=== Given records ===
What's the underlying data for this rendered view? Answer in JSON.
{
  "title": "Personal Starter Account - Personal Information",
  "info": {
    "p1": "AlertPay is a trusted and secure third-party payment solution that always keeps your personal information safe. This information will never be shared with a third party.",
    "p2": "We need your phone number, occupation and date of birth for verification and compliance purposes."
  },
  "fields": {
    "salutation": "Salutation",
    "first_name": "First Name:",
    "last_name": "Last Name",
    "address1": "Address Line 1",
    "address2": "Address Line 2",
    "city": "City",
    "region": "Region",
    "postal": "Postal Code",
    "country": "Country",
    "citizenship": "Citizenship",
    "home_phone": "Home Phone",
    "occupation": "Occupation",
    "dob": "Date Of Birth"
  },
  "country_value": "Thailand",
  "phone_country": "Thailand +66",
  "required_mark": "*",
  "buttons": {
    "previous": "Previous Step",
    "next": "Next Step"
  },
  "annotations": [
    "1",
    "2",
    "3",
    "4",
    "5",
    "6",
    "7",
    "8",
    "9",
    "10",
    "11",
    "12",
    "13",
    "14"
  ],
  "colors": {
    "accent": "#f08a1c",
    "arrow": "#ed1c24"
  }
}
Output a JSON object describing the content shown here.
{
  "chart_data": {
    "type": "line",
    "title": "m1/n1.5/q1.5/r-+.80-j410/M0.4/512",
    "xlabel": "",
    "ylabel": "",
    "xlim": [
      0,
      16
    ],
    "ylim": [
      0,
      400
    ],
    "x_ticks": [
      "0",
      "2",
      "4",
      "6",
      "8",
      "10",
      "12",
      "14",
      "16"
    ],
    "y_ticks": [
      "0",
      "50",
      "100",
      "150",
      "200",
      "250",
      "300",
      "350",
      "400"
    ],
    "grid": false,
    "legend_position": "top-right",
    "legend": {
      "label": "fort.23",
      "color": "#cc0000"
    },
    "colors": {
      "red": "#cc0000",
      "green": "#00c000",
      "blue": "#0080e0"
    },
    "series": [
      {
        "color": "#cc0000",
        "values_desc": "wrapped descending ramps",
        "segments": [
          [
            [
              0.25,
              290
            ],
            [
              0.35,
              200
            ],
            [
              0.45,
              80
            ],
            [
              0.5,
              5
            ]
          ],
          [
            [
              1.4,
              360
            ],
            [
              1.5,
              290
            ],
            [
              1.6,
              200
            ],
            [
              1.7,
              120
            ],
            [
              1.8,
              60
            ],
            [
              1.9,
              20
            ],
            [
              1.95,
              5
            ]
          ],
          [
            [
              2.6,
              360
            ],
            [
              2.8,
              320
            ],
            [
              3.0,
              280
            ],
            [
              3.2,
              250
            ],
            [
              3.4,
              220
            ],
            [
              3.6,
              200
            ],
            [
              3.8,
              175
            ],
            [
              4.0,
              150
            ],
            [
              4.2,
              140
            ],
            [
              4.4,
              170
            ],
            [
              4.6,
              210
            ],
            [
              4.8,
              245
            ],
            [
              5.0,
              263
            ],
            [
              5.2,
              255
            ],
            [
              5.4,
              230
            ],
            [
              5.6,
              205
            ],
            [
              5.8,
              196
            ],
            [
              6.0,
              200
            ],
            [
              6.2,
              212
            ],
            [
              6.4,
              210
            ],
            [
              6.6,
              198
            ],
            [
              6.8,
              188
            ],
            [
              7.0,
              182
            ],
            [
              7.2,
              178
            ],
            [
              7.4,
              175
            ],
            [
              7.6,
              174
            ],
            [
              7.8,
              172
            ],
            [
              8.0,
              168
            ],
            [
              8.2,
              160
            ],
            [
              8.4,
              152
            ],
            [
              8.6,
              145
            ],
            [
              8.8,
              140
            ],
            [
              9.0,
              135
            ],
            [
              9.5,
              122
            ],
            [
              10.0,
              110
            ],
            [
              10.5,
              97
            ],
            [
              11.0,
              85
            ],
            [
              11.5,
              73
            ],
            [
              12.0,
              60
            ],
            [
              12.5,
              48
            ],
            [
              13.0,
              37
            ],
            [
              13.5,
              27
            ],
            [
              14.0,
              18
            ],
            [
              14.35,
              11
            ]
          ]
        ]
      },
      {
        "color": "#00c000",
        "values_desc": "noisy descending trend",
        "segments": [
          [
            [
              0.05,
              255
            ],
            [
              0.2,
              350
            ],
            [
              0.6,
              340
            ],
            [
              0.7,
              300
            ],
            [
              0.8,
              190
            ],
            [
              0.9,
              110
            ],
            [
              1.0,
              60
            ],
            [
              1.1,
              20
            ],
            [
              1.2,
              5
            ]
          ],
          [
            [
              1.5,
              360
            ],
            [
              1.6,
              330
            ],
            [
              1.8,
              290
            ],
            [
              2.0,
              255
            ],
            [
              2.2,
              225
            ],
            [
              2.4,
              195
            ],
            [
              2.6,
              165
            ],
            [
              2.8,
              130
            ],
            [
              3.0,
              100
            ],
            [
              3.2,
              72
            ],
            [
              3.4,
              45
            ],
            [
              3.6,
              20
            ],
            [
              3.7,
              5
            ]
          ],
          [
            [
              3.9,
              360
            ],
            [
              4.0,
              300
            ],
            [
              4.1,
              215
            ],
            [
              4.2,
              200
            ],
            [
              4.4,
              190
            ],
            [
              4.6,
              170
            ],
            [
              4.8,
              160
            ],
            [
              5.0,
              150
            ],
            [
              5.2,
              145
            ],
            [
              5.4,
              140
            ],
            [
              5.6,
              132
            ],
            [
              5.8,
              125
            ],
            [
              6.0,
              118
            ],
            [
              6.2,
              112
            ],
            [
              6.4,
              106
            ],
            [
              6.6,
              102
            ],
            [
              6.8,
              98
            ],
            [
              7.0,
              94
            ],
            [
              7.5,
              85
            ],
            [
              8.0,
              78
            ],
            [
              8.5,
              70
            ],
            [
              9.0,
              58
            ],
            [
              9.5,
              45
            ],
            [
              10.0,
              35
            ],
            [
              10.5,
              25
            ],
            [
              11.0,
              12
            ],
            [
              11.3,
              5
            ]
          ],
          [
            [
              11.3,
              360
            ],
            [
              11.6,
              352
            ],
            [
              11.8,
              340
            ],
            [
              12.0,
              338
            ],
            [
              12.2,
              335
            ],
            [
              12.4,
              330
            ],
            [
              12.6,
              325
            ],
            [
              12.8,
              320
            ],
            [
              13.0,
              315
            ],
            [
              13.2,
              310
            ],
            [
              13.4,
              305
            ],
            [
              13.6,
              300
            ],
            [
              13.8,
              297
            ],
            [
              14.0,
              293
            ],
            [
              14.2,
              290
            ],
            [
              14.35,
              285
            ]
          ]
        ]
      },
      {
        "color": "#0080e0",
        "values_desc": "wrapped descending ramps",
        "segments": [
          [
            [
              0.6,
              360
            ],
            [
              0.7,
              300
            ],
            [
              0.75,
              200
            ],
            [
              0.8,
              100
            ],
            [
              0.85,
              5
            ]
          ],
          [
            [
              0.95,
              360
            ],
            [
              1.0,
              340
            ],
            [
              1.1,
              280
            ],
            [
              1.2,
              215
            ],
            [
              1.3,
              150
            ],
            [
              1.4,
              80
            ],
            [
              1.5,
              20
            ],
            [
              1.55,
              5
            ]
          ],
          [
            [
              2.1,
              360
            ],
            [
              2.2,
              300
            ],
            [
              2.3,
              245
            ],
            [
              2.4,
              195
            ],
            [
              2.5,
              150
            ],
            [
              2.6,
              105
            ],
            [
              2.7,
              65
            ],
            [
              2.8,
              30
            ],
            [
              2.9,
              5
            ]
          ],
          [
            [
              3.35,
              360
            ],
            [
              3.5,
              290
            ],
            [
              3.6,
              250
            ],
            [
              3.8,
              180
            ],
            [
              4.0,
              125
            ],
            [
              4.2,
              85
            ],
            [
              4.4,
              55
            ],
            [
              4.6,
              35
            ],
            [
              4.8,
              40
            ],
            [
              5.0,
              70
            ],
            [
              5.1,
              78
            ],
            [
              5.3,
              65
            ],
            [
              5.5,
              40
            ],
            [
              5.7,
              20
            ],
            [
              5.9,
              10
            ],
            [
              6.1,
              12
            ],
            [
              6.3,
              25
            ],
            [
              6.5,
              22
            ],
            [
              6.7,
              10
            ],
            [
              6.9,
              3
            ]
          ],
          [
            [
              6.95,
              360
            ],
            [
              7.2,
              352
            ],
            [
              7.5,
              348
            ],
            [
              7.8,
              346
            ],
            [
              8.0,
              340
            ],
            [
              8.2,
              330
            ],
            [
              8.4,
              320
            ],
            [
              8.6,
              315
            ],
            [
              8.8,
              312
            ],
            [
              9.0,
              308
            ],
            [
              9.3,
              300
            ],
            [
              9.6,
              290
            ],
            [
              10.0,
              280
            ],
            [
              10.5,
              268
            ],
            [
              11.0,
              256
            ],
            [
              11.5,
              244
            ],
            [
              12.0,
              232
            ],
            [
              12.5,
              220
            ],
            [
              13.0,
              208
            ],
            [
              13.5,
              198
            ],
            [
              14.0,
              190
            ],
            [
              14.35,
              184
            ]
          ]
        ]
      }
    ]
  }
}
===
◆ **Task goal**
Copy each line of the entries that includes the word "Address".

◆ **Worked solution**
    "address1": "Address Line 1",
    "address2": "Address Line 2",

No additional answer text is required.